» **Job**: Write out the listing beneath this instruction in its entirety, exactly as it reads.

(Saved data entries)
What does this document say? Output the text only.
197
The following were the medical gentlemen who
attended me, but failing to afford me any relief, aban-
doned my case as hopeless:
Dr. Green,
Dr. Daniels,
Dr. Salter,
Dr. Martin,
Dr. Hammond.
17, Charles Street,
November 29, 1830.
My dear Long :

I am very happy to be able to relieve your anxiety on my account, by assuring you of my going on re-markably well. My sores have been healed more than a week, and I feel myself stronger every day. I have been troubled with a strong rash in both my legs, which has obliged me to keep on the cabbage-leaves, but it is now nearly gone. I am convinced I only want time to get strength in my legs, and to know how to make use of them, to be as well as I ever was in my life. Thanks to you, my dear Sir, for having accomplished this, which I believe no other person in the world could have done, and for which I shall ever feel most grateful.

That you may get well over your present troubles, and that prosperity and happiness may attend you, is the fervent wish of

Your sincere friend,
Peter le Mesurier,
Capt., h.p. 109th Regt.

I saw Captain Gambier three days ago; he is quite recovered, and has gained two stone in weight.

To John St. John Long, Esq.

» **The result**:
What does this document say? Output the text only.
197
The following were the medical gentlemen who
attended me, but failing to afford me any relief, aban-
doned my case as hopeless:
Dr. Green,
Dr. Daniels,
Dr. Salter,
Dr. Martin,
Dr. Hammond.
17, Charles Street,
November 29, 1830.
My dear Long :

I am very happy to be able to relieve your anxiety on my account, by assuring you of my going on re-markably well. My sores have been healed more than a week, and I feel myself stronger every day. I have been troubled with a strong rash in both my legs, which has obliged me to keep on the cabbage-leaves, but it is now nearly gone. I am convinced I only want time to get strength in my legs, and to know how to make use of them, to be as well as I ever was in my life. Thanks to you, my dear Sir, for having accomplished this, which I believe no other person in the world could have done, and for which I shall ever feel most grateful.

That you may get well over your present troubles, and that prosperity and happiness may attend you, is the fervent wish of

Your sincere friend,
Peter le Mesurier,
Capt., h.p. 109th Regt.

I saw Captain Gambier three days ago; he is quite recovered, and has gained two stone in weight.

To John St. John Long, Esq.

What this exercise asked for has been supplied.